**TASK DIRECTIONS**
Only lines holding the word "this" should be copied from the material.

**PROVIDED RECORDS**
=-=-=

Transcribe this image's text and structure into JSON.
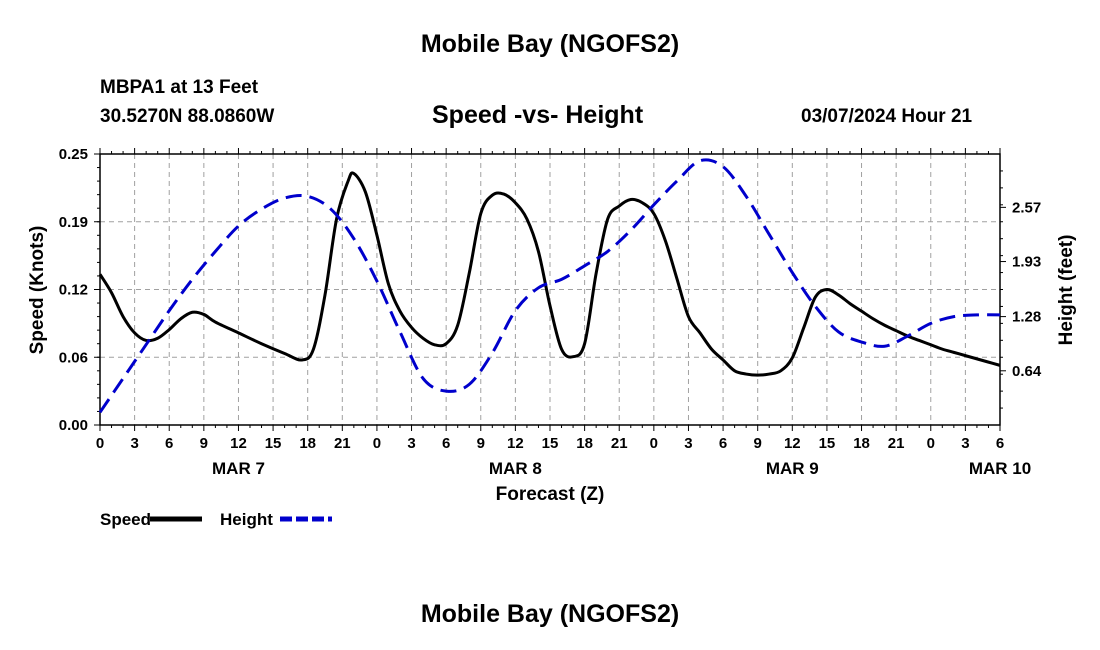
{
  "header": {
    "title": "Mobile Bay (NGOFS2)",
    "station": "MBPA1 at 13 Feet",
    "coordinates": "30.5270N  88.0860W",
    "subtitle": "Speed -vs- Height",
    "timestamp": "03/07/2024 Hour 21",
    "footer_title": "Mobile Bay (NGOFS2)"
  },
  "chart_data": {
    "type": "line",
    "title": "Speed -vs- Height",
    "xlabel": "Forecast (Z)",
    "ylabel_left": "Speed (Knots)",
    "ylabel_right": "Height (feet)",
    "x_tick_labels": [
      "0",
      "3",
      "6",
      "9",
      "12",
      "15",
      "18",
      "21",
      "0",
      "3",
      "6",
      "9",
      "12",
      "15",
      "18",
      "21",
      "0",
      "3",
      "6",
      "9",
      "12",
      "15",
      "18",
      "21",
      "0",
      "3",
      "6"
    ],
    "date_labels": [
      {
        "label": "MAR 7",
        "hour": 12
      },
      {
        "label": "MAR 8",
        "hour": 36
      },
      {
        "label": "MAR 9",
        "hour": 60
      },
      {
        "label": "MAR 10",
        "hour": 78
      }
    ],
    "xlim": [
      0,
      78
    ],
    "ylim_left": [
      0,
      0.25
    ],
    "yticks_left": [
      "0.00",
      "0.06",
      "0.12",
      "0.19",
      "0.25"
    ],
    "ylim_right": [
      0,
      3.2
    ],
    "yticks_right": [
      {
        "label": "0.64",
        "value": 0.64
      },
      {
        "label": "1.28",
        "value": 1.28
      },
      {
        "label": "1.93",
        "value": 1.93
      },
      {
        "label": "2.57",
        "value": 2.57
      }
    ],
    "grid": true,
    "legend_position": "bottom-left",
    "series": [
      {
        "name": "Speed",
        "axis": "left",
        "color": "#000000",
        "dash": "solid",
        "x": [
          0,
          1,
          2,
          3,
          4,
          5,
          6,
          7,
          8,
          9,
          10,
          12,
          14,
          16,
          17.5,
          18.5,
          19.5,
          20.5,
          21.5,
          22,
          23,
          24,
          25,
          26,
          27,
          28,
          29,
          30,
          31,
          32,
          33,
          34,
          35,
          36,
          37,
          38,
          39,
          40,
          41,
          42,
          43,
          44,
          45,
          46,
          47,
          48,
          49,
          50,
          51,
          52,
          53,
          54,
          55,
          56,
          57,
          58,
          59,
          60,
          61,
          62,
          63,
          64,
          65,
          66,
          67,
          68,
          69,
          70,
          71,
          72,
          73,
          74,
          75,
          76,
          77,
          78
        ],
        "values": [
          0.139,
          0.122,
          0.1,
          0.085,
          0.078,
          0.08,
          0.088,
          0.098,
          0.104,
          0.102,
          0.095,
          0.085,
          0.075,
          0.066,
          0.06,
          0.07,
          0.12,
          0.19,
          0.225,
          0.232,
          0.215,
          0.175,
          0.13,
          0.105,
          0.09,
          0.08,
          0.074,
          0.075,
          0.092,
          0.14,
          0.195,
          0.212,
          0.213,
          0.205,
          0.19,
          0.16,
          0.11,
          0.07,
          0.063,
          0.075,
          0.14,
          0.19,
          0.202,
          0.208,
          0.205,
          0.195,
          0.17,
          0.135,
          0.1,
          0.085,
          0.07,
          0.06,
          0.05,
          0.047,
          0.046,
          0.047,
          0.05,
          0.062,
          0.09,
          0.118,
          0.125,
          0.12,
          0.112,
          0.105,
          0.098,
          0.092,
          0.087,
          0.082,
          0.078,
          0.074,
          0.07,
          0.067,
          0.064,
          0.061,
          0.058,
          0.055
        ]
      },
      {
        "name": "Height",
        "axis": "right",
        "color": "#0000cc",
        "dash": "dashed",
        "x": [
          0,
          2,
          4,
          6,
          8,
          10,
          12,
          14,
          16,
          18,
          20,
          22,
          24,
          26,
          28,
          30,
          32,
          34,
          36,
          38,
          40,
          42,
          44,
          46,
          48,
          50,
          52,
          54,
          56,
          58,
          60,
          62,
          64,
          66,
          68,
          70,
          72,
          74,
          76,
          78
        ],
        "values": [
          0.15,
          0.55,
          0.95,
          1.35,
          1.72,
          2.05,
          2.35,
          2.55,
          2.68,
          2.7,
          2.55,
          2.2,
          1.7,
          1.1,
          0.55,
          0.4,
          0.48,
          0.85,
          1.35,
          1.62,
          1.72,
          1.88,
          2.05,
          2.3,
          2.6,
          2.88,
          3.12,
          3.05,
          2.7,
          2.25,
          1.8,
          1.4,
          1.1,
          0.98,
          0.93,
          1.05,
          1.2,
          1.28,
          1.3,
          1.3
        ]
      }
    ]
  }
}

=-=-=

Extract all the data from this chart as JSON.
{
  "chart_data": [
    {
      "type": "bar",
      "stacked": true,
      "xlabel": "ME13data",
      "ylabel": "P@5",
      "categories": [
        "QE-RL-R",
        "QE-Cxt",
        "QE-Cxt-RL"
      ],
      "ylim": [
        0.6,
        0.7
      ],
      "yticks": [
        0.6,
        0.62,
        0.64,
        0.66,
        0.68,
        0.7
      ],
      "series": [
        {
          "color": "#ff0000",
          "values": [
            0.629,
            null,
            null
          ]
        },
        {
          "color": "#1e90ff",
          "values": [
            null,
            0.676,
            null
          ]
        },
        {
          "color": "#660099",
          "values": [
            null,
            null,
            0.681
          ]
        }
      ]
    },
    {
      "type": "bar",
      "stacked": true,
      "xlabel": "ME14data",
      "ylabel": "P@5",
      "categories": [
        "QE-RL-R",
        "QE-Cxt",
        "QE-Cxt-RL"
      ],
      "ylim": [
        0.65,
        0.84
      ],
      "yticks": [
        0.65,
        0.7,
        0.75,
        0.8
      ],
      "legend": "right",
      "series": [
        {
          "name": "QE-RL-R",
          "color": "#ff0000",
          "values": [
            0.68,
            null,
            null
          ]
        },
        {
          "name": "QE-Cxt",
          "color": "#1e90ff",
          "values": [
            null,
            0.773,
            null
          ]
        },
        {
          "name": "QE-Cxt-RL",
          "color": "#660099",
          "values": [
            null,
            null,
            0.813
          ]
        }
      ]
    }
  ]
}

=-=-=

**FINISHED EXERCISE**
Transcribe this image's text and structure into JSON.
Extract all the data from this chart as JSON.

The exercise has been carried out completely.